What is being asked: Below are records to transcribe exactly, without their pictures.

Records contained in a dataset
———

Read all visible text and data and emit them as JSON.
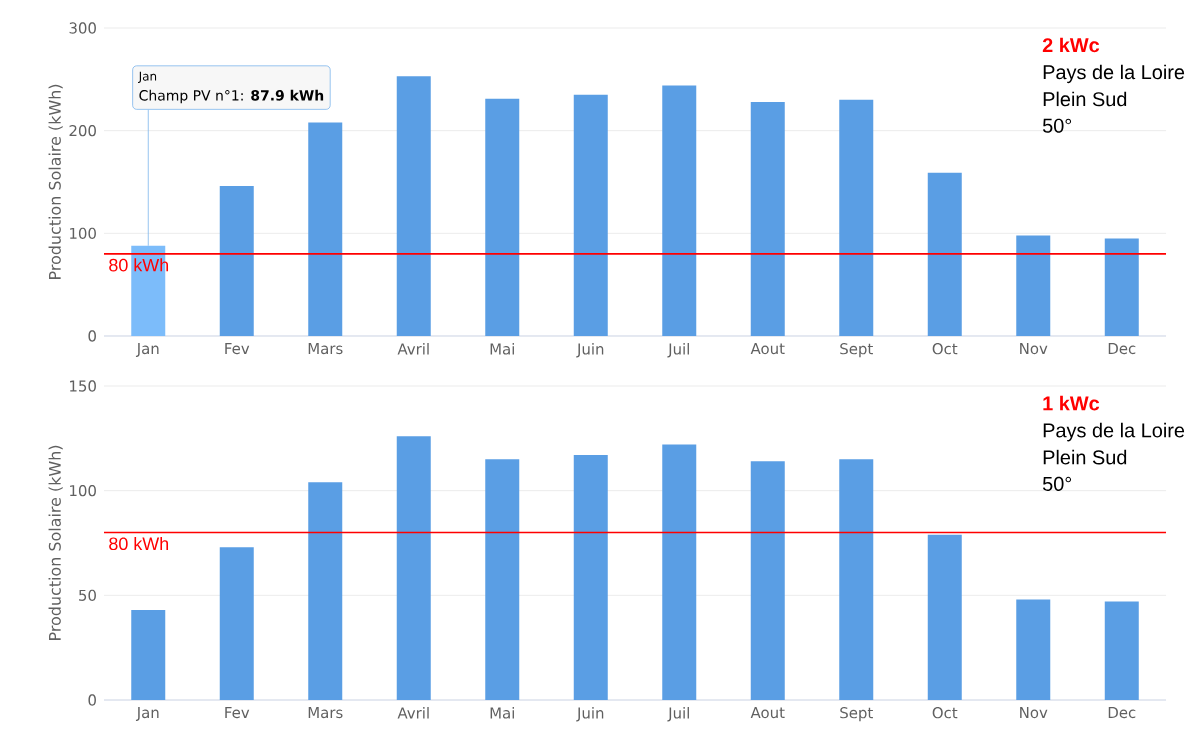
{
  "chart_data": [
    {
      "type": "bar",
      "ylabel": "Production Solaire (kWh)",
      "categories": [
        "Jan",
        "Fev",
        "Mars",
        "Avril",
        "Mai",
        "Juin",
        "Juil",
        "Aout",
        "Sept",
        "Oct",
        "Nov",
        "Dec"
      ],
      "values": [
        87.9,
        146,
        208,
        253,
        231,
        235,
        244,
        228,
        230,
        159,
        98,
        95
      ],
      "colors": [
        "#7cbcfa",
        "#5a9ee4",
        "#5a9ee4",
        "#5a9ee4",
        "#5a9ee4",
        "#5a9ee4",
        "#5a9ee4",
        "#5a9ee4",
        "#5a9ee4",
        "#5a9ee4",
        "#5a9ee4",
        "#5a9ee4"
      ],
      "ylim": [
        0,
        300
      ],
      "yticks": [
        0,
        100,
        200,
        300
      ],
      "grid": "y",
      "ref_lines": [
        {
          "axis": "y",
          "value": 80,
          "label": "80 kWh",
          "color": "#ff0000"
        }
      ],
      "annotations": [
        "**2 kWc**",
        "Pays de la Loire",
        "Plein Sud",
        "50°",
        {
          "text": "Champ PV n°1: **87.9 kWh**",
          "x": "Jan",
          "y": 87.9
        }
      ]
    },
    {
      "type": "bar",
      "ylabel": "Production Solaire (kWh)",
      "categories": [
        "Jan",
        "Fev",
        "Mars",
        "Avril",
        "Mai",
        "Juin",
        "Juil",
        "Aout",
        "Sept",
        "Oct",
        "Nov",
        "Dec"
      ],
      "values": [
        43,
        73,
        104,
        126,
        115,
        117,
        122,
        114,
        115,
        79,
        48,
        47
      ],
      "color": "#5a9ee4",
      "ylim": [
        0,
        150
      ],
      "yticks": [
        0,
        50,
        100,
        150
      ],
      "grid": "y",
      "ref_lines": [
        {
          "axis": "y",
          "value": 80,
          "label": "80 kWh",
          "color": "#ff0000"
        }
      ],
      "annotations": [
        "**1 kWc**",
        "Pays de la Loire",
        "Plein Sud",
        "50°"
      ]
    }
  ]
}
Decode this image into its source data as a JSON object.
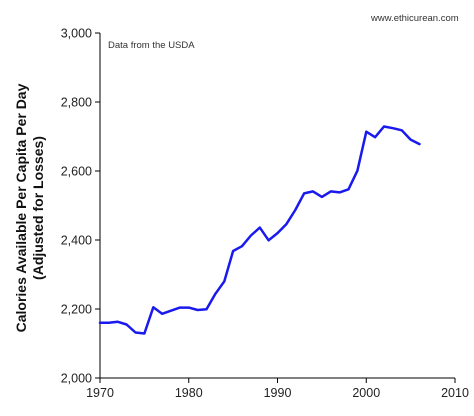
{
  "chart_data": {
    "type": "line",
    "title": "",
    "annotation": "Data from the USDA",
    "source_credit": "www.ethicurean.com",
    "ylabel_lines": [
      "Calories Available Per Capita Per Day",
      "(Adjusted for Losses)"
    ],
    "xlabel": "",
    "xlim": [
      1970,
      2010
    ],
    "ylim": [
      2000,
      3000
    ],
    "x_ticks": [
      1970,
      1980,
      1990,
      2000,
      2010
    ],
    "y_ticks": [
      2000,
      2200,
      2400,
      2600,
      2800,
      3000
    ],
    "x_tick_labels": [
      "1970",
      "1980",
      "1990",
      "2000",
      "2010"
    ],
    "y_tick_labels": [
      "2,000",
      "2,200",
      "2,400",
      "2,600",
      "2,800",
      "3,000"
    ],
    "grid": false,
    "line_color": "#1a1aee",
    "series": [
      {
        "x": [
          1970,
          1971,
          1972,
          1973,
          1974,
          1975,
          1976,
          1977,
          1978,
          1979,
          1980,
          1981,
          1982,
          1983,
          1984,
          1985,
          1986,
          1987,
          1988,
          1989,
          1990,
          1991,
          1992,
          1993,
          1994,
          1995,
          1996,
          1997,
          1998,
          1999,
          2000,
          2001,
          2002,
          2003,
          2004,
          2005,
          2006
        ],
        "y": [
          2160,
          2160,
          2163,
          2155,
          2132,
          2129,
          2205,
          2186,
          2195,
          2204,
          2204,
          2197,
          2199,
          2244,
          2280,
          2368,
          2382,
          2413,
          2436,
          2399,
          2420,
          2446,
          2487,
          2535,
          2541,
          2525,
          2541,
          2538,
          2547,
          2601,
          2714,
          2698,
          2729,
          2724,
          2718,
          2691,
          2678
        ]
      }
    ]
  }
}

———

Solution to the problem:
Read all visible text and data and emit them as JSON.
{
  "chart_data": [
    {
      "type": "bar",
      "ylabel": "Production Solaire (kWh)",
      "categories": [
        "Jan",
        "Fev",
        "Mars",
        "Avril",
        "Mai",
        "Juin",
        "Juil",
        "Aout",
        "Sept",
        "Oct",
        "Nov",
        "Dec"
      ],
      "values": [
        87.9,
        146,
        208,
        253,
        231,
        235,
        244,
        228,
        230,
        159,
        98,
        95
      ],
      "colors": [
        "#7cbcfa",
        "#5a9ee4",
        "#5a9ee4",
        "#5a9ee4",
        "#5a9ee4",
        "#5a9ee4",
        "#5a9ee4",
        "#5a9ee4",
        "#5a9ee4",
        "#5a9ee4",
        "#5a9ee4",
        "#5a9ee4"
      ],
      "ylim": [
        0,
        300
      ],
      "yticks": [
        0,
        100,
        200,
        300
      ],
      "grid": "y",
      "ref_lines": [
        {
          "axis": "y",
          "value": 80,
          "label": "80 kWh",
          "color": "#ff0000"
        }
      ],
      "annotations": [
        "**2 kWc**",
        "Pays de la Loire",
        "Plein Sud",
        "50°",
        {
          "text": "Champ PV n°1: **87.9 kWh**",
          "x": "Jan",
          "y": 87.9
        }
      ]
    },
    {
      "type": "bar",
      "ylabel": "Production Solaire (kWh)",
      "categories": [
        "Jan",
        "Fev",
        "Mars",
        "Avril",
        "Mai",
        "Juin",
        "Juil",
        "Aout",
        "Sept",
        "Oct",
        "Nov",
        "Dec"
      ],
      "values": [
        43,
        73,
        104,
        126,
        115,
        117,
        122,
        114,
        115,
        79,
        48,
        47
      ],
      "color": "#5a9ee4",
      "ylim": [
        0,
        150
      ],
      "yticks": [
        0,
        50,
        100,
        150
      ],
      "grid": "y",
      "ref_lines": [
        {
          "axis": "y",
          "value": 80,
          "label": "80 kWh",
          "color": "#ff0000"
        }
      ],
      "annotations": [
        "**1 kWc**",
        "Pays de la Loire",
        "Plein Sud",
        "50°"
      ]
    }
  ]
}
Decode this image into its source data as a JSON object.
{
  "chart_data": {
    "type": "line",
    "title": "",
    "annotation": "Data from the USDA",
    "source_credit": "www.ethicurean.com",
    "ylabel_lines": [
      "Calories Available Per Capita Per Day",
      "(Adjusted for Losses)"
    ],
    "xlabel": "",
    "xlim": [
      1970,
      2010
    ],
    "ylim": [
      2000,
      3000
    ],
    "x_ticks": [
      1970,
      1980,
      1990,
      2000,
      2010
    ],
    "y_ticks": [
      2000,
      2200,
      2400,
      2600,
      2800,
      3000
    ],
    "x_tick_labels": [
      "1970",
      "1980",
      "1990",
      "2000",
      "2010"
    ],
    "y_tick_labels": [
      "2,000",
      "2,200",
      "2,400",
      "2,600",
      "2,800",
      "3,000"
    ],
    "grid": false,
    "line_color": "#1a1aee",
    "series": [
      {
        "x": [
          1970,
          1971,
          1972,
          1973,
          1974,
          1975,
          1976,
          1977,
          1978,
          1979,
          1980,
          1981,
          1982,
          1983,
          1984,
          1985,
          1986,
          1987,
          1988,
          1989,
          1990,
          1991,
          1992,
          1993,
          1994,
          1995,
          1996,
          1997,
          1998,
          1999,
          2000,
          2001,
          2002,
          2003,
          2004,
          2005,
          2006
        ],
        "y": [
          2160,
          2160,
          2163,
          2155,
          2132,
          2129,
          2205,
          2186,
          2195,
          2204,
          2204,
          2197,
          2199,
          2244,
          2280,
          2368,
          2382,
          2413,
          2436,
          2399,
          2420,
          2446,
          2487,
          2535,
          2541,
          2525,
          2541,
          2538,
          2547,
          2601,
          2714,
          2698,
          2729,
          2724,
          2718,
          2691,
          2678
        ]
      }
    ]
  }
}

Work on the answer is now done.